**Selected extract:**

Share of electricity generated from base load, mid load, and peak load plants without renewables and at 40% penetration

Source: Own work based on data taken from Hirth et al. (2015)

Figure 12. Share of electricity generated from base load plants (defined as 8,000+ FLH) for different rates of wind plus solar penetration
Key point: Base load disappears as renewable energy expands.

Share of electricity generated from base load plants (defined as 8,000+ FLH) for different rates of wind plus solar penetration

Source: Own work based on data taken from Hirth et al. (2015)

5. Scarcity or peak-load pricing model

Recap: short-run model of electricity prices. The merit order model introduced in the previous chapter was a short-run model, i.e. a model that takes the existing capital stock (of power plants) as a given. In that model the electricity price always equals the variable cost of the marginal power plant. A power plant earns short run profits if it is infra-marginal, i.e. if its variable costs are lower than the market price. But are the short run profits sufficient to cover fixed costs? Further, can the marginal power plant in the merit order never make a profit, as the price never rises above its variable cost? To answer these questions we need to employ a different, long-term perspective.

Theory. The starting point of long run price determination in electricity markets is the so-called “peak-load pricing” or “scarcity pricing” theory.

**Work instructions:**
• a. In the electricity pricing passage, what categories of power plants are distinguished by load?
• b. Answer these about the electricity pricing passage:
(i) How many full load hours define a base load plant?
(ii) In the short-run model, what does the electricity price always equal?
(iii) Under what condition does a power plant earn short-run profits?
• c. Write a continuation of the electricity pricing passage, picking up after its final sentence.

**Raw data:**
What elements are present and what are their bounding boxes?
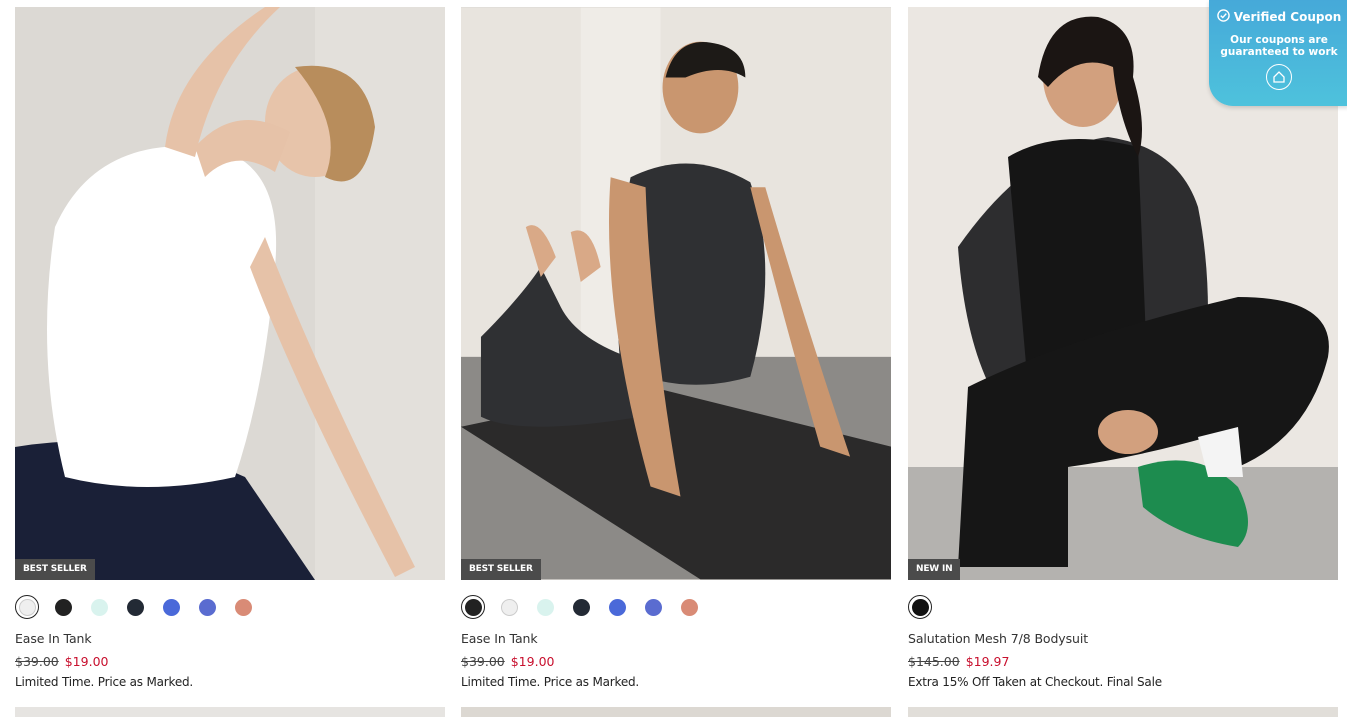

**Task-by-task outputs:**
• a. Base load plants, mid load plants, and peak load plants.

• b.
(i) 8,000 or more full load hours (8,000+ FLH).
(ii) The variable cost of the marginal power plant.
(iii) When it is infra-marginal, meaning its variable costs are lower than the market price.

• c.
Scarcity pricing with inelastic demand. In the simplest case, let’s consider a system with perfectly price-inelastic demand i.e. demand for electricity is the same irrespective of the price. Peak-load pricing theory shows that in this case in all hours of the year the market price for electricity will be equal to variable cost of the marginal plant except in the hour with highest demand. In that hour the price rises so high that the entire annualized capital cost can be financed during this one hour. For example, if the annualized fixed cost of the marginal power plant is EUR 50,000 per MW (or EUR 50 per kW) the electricity price rises to EUR 50,000 per MWh plus the variable cost of the plant. This is called “peak- load pricing” or “scarcity pricing”, because overall capacity is scarce in this, and only this, hour.

An economic equilibrium. This is the only price level that constitutes a long-term economic equilibrium. To see why, imagine what would happen if the scarcity price would be less than the annualized fixed costs of the marginal plant: this plant would not be able to recover its capital cost. Anticipating a loss-making investment, no rational investor would build the capacity in the first place. On the other hand, imagine the price would rise above EUR 50,000 per MWh. Then the peaking plant would make a profit. This profit would attract additional investors up to the point where competition would bring the price down to EUR 50,000 per MWh, when the first plants will start to exit the market.

Scarcity pricing with price-elastic demand. It is a strong assumption to believe that electricity consumers will not react to prices that are sky-high. Let us drop this unrealistic assumption. What happens when demand for electricity decreases with the price? With price-elastic demand, scarcity pricing occurs (price rises above variable costs of the marginal plant) not only in a single hour but also on several other occasions.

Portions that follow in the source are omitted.